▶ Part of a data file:
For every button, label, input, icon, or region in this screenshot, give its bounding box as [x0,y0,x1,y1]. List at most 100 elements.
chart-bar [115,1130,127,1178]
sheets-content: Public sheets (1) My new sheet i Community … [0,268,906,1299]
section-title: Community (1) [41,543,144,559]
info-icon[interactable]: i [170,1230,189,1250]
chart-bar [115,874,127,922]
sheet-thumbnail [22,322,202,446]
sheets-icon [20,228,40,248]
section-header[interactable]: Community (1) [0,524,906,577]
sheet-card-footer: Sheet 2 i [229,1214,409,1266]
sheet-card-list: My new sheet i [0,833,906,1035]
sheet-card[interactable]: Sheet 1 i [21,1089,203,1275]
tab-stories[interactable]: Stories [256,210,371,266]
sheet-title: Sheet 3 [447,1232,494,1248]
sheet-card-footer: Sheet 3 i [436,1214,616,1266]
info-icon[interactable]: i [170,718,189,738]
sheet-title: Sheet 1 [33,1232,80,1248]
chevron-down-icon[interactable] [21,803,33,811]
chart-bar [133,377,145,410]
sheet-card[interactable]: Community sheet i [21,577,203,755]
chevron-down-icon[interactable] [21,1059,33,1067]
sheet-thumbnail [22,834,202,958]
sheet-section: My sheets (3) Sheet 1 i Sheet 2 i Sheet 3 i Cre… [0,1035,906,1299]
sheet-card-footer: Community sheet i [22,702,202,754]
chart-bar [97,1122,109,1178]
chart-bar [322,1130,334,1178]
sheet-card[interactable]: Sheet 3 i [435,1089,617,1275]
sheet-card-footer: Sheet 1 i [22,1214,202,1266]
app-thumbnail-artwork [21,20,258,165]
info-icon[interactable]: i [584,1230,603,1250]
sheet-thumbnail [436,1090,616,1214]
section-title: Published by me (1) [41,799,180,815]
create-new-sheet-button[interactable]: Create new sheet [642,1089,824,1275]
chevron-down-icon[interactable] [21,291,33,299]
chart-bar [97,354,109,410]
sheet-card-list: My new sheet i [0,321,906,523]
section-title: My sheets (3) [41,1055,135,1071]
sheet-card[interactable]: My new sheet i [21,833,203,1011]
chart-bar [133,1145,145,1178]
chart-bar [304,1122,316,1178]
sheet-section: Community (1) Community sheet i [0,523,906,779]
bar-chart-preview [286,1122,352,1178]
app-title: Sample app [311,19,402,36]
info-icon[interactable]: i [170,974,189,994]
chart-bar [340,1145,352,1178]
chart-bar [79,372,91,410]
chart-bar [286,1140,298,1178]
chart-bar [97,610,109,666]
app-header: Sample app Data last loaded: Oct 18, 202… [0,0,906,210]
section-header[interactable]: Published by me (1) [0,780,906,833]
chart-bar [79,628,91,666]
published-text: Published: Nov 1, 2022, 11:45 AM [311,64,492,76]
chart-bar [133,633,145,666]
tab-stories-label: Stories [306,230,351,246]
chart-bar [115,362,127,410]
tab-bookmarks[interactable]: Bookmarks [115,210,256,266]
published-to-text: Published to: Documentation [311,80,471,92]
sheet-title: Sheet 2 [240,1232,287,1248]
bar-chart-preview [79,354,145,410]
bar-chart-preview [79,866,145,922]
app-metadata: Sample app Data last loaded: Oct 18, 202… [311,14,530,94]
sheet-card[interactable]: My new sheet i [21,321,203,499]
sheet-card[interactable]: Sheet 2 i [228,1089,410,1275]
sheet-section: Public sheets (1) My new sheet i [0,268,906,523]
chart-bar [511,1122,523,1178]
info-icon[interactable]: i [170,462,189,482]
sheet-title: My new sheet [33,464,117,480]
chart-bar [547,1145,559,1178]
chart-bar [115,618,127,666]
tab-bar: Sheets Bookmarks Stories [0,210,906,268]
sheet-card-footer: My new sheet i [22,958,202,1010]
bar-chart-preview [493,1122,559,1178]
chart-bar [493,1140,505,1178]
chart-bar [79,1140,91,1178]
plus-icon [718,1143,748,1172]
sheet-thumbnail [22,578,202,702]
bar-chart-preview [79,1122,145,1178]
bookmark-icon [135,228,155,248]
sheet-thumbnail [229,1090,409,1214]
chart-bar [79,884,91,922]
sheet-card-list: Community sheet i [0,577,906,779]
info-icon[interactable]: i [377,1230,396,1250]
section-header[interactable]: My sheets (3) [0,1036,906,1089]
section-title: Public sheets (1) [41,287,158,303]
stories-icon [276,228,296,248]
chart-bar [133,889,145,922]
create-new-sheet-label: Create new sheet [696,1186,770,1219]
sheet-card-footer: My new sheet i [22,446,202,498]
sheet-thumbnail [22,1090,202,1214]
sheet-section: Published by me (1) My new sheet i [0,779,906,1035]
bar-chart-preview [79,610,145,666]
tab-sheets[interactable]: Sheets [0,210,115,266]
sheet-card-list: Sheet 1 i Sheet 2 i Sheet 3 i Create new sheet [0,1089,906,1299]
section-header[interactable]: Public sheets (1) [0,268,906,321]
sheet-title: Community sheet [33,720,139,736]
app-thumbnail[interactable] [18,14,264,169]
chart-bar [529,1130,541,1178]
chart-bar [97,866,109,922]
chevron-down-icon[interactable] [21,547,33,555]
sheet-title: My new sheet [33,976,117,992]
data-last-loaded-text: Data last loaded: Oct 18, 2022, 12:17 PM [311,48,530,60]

▶ What you will do:
Write out all of the entries above again, substituting "sheet-preview-image" for every occurrence of "sheet-thumbnail" and keeping everything else the same.

▶ Written answer:
For every button, label, input, icon, or region in this screenshot, give its bounding box as [x0,y0,x1,y1]. List at most 100 elements.
chart-bar [115,1130,127,1178]
sheets-content: Public sheets (1) My new sheet i Community … [0,268,906,1299]
section-title: Community (1) [41,543,144,559]
info-icon[interactable]: i [170,1230,189,1250]
chart-bar [115,874,127,922]
sheet-preview-image [22,322,202,446]
sheets-icon [20,228,40,248]
section-header[interactable]: Community (1) [0,524,906,577]
sheet-card-footer: Sheet 2 i [229,1214,409,1266]
sheet-card-list: My new sheet i [0,833,906,1035]
sheet-card[interactable]: Sheet 1 i [21,1089,203,1275]
tab-stories[interactable]: Stories [256,210,371,266]
sheet-title: Sheet 3 [447,1232,494,1248]
sheet-card-footer: Sheet 3 i [436,1214,616,1266]
info-icon[interactable]: i [170,718,189,738]
sheet-title: Sheet 1 [33,1232,80,1248]
chevron-down-icon[interactable] [21,803,33,811]
chart-bar [133,377,145,410]
sheet-card[interactable]: Community sheet i [21,577,203,755]
chevron-down-icon[interactable] [21,1059,33,1067]
sheet-preview-image [22,834,202,958]
sheet-section: My sheets (3) Sheet 1 i Sheet 2 i Sheet 3 i Cre… [0,1035,906,1299]
sheet-card-footer: Community sheet i [22,702,202,754]
chart-bar [97,1122,109,1178]
chart-bar [322,1130,334,1178]
sheet-card[interactable]: Sheet 3 i [435,1089,617,1275]
sheet-card-footer: Sheet 1 i [22,1214,202,1266]
app-thumbnail-artwork [21,20,258,165]
info-icon[interactable]: i [584,1230,603,1250]
sheet-preview-image [436,1090,616,1214]
section-title: Published by me (1) [41,799,180,815]
create-new-sheet-button[interactable]: Create new sheet [642,1089,824,1275]
chevron-down-icon[interactable] [21,291,33,299]
chart-bar [97,354,109,410]
sheet-card-list: My new sheet i [0,321,906,523]
section-title: My sheets (3) [41,1055,135,1071]
sheet-card[interactable]: My new sheet i [21,833,203,1011]
chart-bar [133,1145,145,1178]
chart-bar [304,1122,316,1178]
sheet-section: Community (1) Community sheet i [0,523,906,779]
bar-chart-preview [286,1122,352,1178]
app-title: Sample app [311,19,402,36]
info-icon[interactable]: i [170,974,189,994]
chart-bar [340,1145,352,1178]
chart-bar [79,372,91,410]
chart-bar [286,1140,298,1178]
chart-bar [97,610,109,666]
app-header: Sample app Data last loaded: Oct 18, 202… [0,0,906,210]
section-header[interactable]: Published by me (1) [0,780,906,833]
chart-bar [79,628,91,666]
published-text: Published: Nov 1, 2022, 11:45 AM [311,64,492,76]
chart-bar [133,633,145,666]
tab-stories-label: Stories [306,230,351,246]
chart-bar [115,362,127,410]
tab-bookmarks[interactable]: Bookmarks [115,210,256,266]
published-to-text: Published to: Documentation [311,80,471,92]
sheet-title: Sheet 2 [240,1232,287,1248]
bar-chart-preview [79,354,145,410]
bar-chart-preview [79,866,145,922]
app-metadata: Sample app Data last loaded: Oct 18, 202… [311,14,530,94]
sheet-card[interactable]: My new sheet i [21,321,203,499]
sheet-card[interactable]: Sheet 2 i [228,1089,410,1275]
sheet-section: Public sheets (1) My new sheet i [0,268,906,523]
chart-bar [511,1122,523,1178]
info-icon[interactable]: i [170,462,189,482]
sheet-title: My new sheet [33,464,117,480]
chart-bar [547,1145,559,1178]
chart-bar [115,618,127,666]
tab-bar: Sheets Bookmarks Stories [0,210,906,268]
sheet-card-footer: My new sheet i [22,958,202,1010]
bar-chart-preview [493,1122,559,1178]
chart-bar [493,1140,505,1178]
chart-bar [79,1140,91,1178]
plus-icon [718,1143,748,1172]
sheet-preview-image [22,578,202,702]
bar-chart-preview [79,1122,145,1178]
bookmark-icon [135,228,155,248]
sheet-preview-image [229,1090,409,1214]
chart-bar [79,884,91,922]
sheet-card-list: Community sheet i [0,577,906,779]
info-icon[interactable]: i [377,1230,396,1250]
section-header[interactable]: My sheets (3) [0,1036,906,1089]
section-title: Public sheets (1) [41,287,158,303]
stories-icon [276,228,296,248]
chart-bar [133,889,145,922]
create-new-sheet-label: Create new sheet [696,1186,770,1219]
sheet-card-footer: My new sheet i [22,446,202,498]
sheet-preview-image [22,1090,202,1214]
sheet-section: Published by me (1) My new sheet i [0,779,906,1035]
bar-chart-preview [79,610,145,666]
tab-sheets[interactable]: Sheets [0,210,115,266]
sheet-card-list: Sheet 1 i Sheet 2 i Sheet 3 i Create new sheet [0,1089,906,1299]
section-header[interactable]: Public sheets (1) [0,268,906,321]
sheet-title: Community sheet [33,720,139,736]
app-thumbnail[interactable] [18,14,264,169]
chart-bar [529,1130,541,1178]
chart-bar [97,866,109,922]
chevron-down-icon[interactable] [21,547,33,555]
sheet-title: My new sheet [33,976,117,992]
data-last-loaded-text: Data last loaded: Oct 18, 2022, 12:17 PM [311,48,530,60]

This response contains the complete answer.